>> Start TASK DATA

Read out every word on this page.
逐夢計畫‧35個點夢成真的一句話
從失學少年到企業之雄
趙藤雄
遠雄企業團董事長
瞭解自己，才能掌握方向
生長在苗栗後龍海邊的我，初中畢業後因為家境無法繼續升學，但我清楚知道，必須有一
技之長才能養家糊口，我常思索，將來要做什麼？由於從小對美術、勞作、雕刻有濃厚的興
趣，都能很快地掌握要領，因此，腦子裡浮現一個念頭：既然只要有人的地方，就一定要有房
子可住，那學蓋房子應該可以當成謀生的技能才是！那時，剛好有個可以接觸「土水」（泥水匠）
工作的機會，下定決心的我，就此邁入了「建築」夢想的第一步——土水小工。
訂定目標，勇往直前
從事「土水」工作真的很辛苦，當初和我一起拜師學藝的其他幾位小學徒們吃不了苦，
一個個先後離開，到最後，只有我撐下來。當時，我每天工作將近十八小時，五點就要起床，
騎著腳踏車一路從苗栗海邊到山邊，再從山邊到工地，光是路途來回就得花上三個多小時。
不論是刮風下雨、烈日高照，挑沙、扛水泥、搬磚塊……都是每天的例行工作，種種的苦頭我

>> End TASK DATA

**STATED PROBLEM:**
Repeat the data precisely, line by line.

**CORRECT RESPONSE:**
Read out every word on this page.
逐夢計畫‧35個點夢成真的一句話
從失學少年到企業之雄
趙藤雄
遠雄企業團董事長
瞭解自己，才能掌握方向
生長在苗栗後龍海邊的我，初中畢業後因為家境無法繼續升學，但我清楚知道，必須有一
技之長才能養家糊口，我常思索，將來要做什麼？由於從小對美術、勞作、雕刻有濃厚的興
趣，都能很快地掌握要領，因此，腦子裡浮現一個念頭：既然只要有人的地方，就一定要有房
子可住，那學蓋房子應該可以當成謀生的技能才是！那時，剛好有個可以接觸「土水」（泥水匠）
工作的機會，下定決心的我，就此邁入了「建築」夢想的第一步——土水小工。
訂定目標，勇往直前
從事「土水」工作真的很辛苦，當初和我一起拜師學藝的其他幾位小學徒們吃不了苦，
一個個先後離開，到最後，只有我撐下來。當時，我每天工作將近十八小時，五點就要起床，
騎著腳踏車一路從苗栗海邊到山邊，再從山邊到工地，光是路途來回就得花上三個多小時。
不論是刮風下雨、烈日高照，挑沙、扛水泥、搬磚塊……都是每天的例行工作，種種的苦頭我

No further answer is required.